_PROBLEM STATEMENT_
Copy all of the material exactly. Pictures are not to appear in the copy.

- - - - - - -

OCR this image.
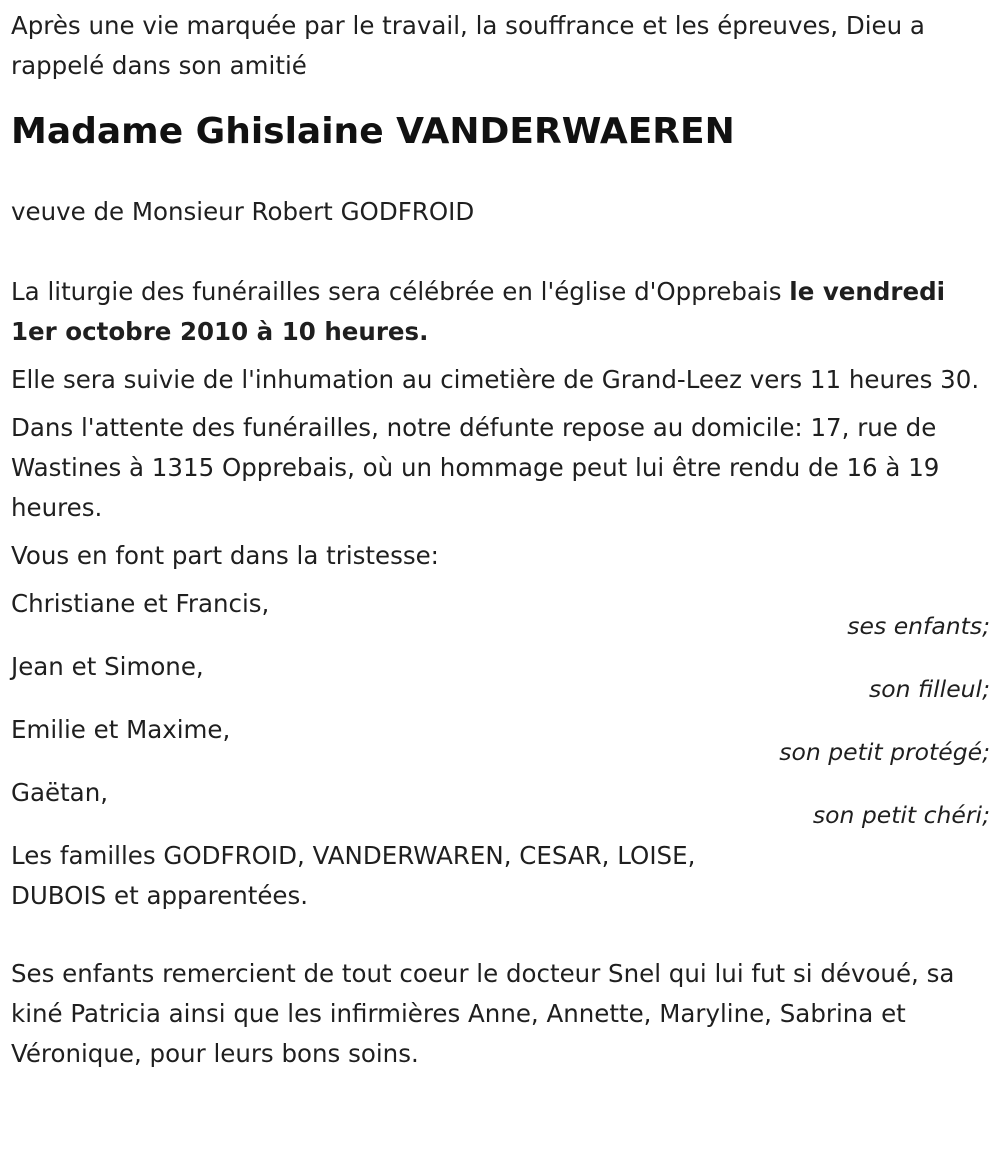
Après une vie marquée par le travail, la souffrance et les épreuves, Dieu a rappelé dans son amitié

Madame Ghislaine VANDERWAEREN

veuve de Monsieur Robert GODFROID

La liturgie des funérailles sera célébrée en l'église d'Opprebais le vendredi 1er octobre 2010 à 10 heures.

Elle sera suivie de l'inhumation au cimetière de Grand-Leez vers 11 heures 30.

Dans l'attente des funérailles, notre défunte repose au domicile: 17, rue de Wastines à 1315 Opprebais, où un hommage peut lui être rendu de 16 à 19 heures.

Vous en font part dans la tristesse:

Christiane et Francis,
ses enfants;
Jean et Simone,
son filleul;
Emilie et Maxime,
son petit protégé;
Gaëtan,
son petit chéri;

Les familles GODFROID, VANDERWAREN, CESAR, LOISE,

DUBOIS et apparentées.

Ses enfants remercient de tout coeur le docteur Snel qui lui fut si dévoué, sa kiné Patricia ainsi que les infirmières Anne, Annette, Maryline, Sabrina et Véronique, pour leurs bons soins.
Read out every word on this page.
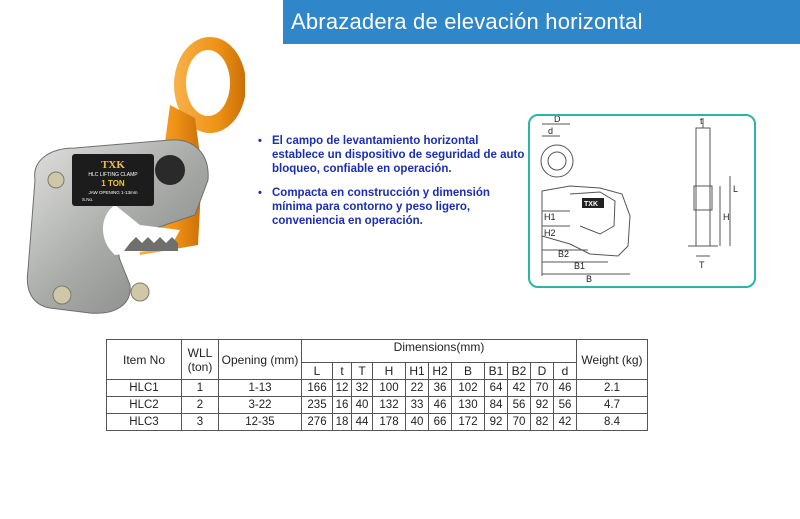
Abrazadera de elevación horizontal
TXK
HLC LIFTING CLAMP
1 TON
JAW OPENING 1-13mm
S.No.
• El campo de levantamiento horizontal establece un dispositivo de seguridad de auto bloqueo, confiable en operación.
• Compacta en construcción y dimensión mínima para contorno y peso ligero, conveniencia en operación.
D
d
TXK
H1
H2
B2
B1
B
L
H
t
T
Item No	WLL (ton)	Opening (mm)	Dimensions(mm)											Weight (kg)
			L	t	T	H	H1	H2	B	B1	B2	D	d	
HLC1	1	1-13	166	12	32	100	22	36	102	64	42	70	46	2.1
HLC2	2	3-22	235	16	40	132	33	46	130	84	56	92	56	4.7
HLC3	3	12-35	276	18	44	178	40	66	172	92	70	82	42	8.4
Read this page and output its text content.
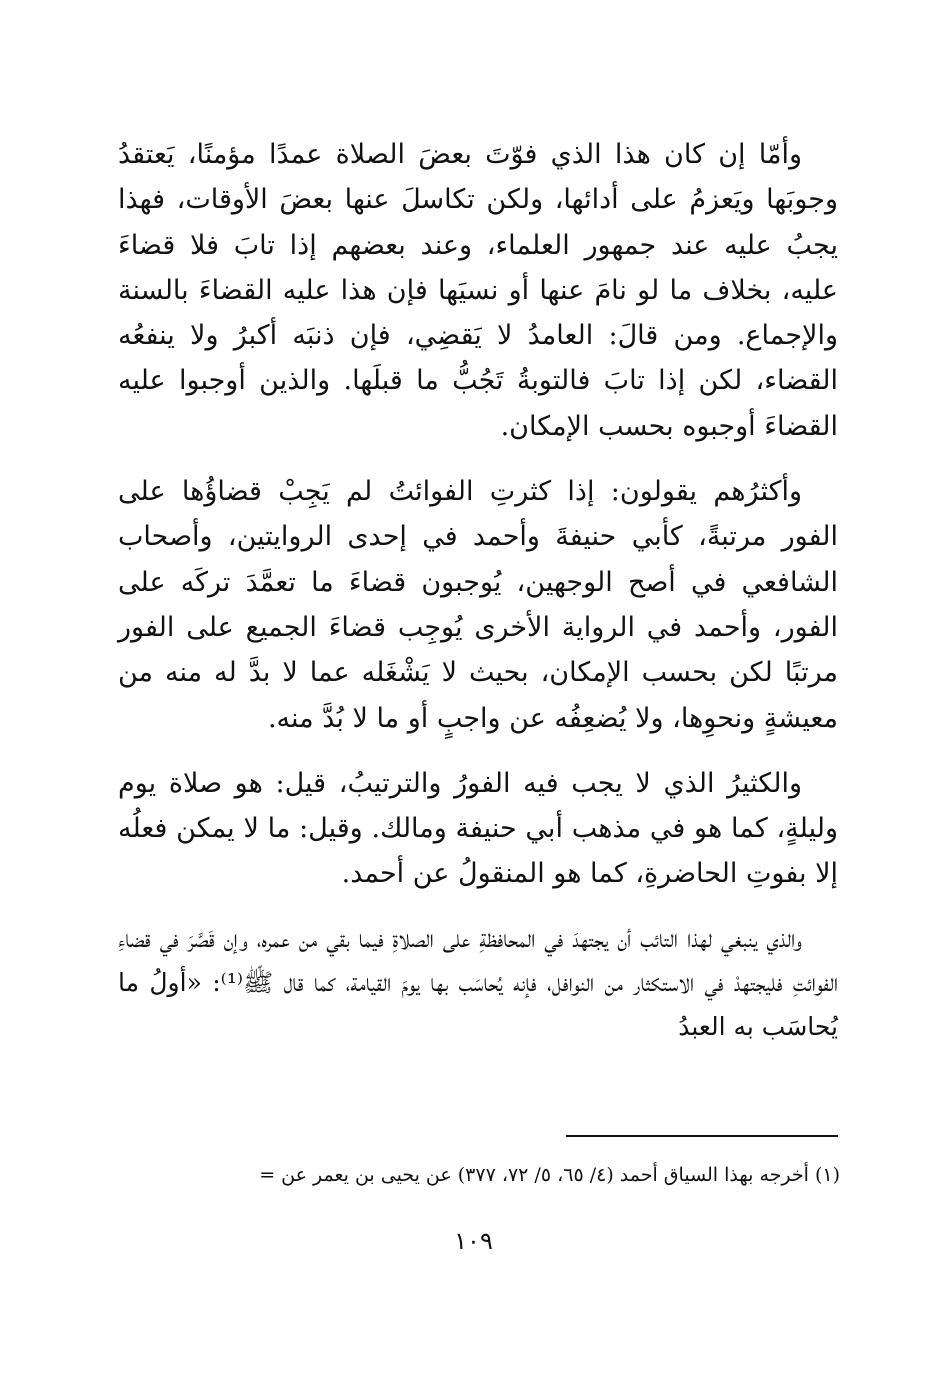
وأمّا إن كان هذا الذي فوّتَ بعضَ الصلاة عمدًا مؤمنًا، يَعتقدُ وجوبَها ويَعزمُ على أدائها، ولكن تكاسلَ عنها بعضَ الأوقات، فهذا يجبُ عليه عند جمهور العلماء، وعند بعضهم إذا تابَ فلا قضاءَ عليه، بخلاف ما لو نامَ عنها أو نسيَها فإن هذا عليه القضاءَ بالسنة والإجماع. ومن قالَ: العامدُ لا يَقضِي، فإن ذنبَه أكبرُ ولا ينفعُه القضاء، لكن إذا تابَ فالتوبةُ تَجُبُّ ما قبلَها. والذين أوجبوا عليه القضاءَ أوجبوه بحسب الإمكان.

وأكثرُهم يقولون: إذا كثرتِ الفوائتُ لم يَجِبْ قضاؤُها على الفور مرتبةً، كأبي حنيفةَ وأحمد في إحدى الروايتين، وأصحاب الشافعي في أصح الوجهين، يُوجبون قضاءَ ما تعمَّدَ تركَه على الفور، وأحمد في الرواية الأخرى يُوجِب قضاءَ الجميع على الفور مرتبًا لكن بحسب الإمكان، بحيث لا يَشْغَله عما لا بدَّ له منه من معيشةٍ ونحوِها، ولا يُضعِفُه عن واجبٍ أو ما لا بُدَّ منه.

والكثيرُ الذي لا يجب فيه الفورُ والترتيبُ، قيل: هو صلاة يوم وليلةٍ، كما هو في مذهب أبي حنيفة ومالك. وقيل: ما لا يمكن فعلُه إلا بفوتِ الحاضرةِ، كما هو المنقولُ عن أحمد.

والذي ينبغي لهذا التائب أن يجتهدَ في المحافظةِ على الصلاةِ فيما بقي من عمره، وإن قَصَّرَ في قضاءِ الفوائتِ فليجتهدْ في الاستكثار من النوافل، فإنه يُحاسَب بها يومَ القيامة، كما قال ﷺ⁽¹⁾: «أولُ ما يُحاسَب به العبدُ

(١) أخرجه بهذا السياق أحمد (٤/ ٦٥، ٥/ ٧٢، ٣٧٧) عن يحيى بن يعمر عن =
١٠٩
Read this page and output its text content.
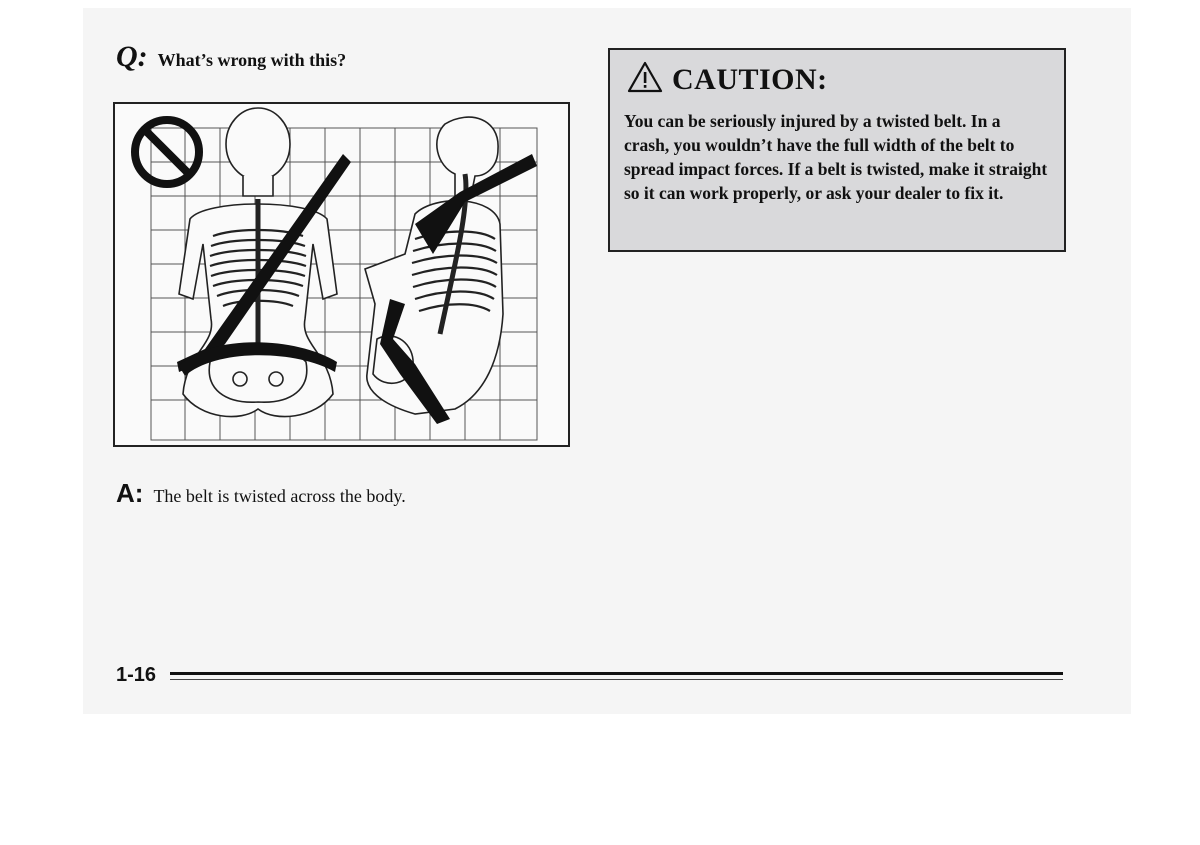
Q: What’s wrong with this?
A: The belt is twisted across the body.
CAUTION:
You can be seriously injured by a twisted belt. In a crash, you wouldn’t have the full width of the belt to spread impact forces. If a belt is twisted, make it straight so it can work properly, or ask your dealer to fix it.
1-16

- - - - - - -

_OUTPUT_
OCR this image.
Après une vie marquée par le travail, la souffrance et les épreuves, Dieu a rappelé dans son amitié

Madame Ghislaine VANDERWAEREN

veuve de Monsieur Robert GODFROID

La liturgie des funérailles sera célébrée en l'église d'Opprebais le vendredi 1er octobre 2010 à 10 heures.

Elle sera suivie de l'inhumation au cimetière de Grand-Leez vers 11 heures 30.

Dans l'attente des funérailles, notre défunte repose au domicile: 17, rue de Wastines à 1315 Opprebais, où un hommage peut lui être rendu de 16 à 19 heures.

Vous en font part dans la tristesse:

Christiane et Francis,
ses enfants;
Jean et Simone,
son filleul;
Emilie et Maxime,
son petit protégé;
Gaëtan,
son petit chéri;

Les familles GODFROID, VANDERWAREN, CESAR, LOISE,

DUBOIS et apparentées.

Ses enfants remercient de tout coeur le docteur Snel qui lui fut si dévoué, sa kiné Patricia ainsi que les infirmières Anne, Annette, Maryline, Sabrina et Véronique, pour leurs bons soins.
Read out every word on this page.
Abrazadera de elevación horizontal
TXK
HLC LIFTING CLAMP
1 TON
JAW OPENING 1-13mm
S.No.
• El campo de levantamiento horizontal establece un dispositivo de seguridad de auto bloqueo, confiable en operación.
• Compacta en construcción y dimensión mínima para contorno y peso ligero, conveniencia en operación.
D
d
TXK
H1
H2
B2
B1
B
L
H
t
T
Item No	WLL (ton)	Opening (mm)	Dimensions(mm)											Weight (kg)
			L	t	T	H	H1	H2	B	B1	B2	D	d	
HLC1	1	1-13	166	12	32	100	22	36	102	64	42	70	46	2.1
HLC2	2	3-22	235	16	40	132	33	46	130	84	56	92	56	4.7
HLC3	3	12-35	276	18	44	178	40	66	172	92	70	82	42	8.4
Read this page and output its text content.
وأمّا إن كان هذا الذي فوّتَ بعضَ الصلاة عمدًا مؤمنًا، يَعتقدُ وجوبَها ويَعزمُ على أدائها، ولكن تكاسلَ عنها بعضَ الأوقات، فهذا يجبُ عليه عند جمهور العلماء، وعند بعضهم إذا تابَ فلا قضاءَ عليه، بخلاف ما لو نامَ عنها أو نسيَها فإن هذا عليه القضاءَ بالسنة والإجماع. ومن قالَ: العامدُ لا يَقضِي، فإن ذنبَه أكبرُ ولا ينفعُه القضاء، لكن إذا تابَ فالتوبةُ تَجُبُّ ما قبلَها. والذين أوجبوا عليه القضاءَ أوجبوه بحسب الإمكان.

وأكثرُهم يقولون: إذا كثرتِ الفوائتُ لم يَجِبْ قضاؤُها على الفور مرتبةً، كأبي حنيفةَ وأحمد في إحدى الروايتين، وأصحاب الشافعي في أصح الوجهين، يُوجبون قضاءَ ما تعمَّدَ تركَه على الفور، وأحمد في الرواية الأخرى يُوجِب قضاءَ الجميع على الفور مرتبًا لكن بحسب الإمكان، بحيث لا يَشْغَله عما لا بدَّ له منه من معيشةٍ ونحوِها، ولا يُضعِفُه عن واجبٍ أو ما لا بُدَّ منه.

والكثيرُ الذي لا يجب فيه الفورُ والترتيبُ، قيل: هو صلاة يوم وليلةٍ، كما هو في مذهب أبي حنيفة ومالك. وقيل: ما لا يمكن فعلُه إلا بفوتِ الحاضرةِ، كما هو المنقولُ عن أحمد.

والذي ينبغي لهذا التائب أن يجتهدَ في المحافظةِ على الصلاةِ فيما بقي من عمره، وإن قَصَّرَ في قضاءِ الفوائتِ فليجتهدْ في الاستكثار من النوافل، فإنه يُحاسَب بها يومَ القيامة، كما قال ﷺ⁽¹⁾: «أولُ ما يُحاسَب به العبدُ

(١) أخرجه بهذا السياق أحمد (٤/ ٦٥، ٥/ ٧٢، ٣٧٧) عن يحيى بن يعمر عن =
١٠٩
Read this page and output its text content.
Q: What’s wrong with this?
A: The belt is twisted across the body.
CAUTION:
You can be seriously injured by a twisted belt. In a crash, you wouldn’t have the full width of the belt to spread impact forces. If a belt is twisted, make it straight so it can work properly, or ask your dealer to fix it.
1-16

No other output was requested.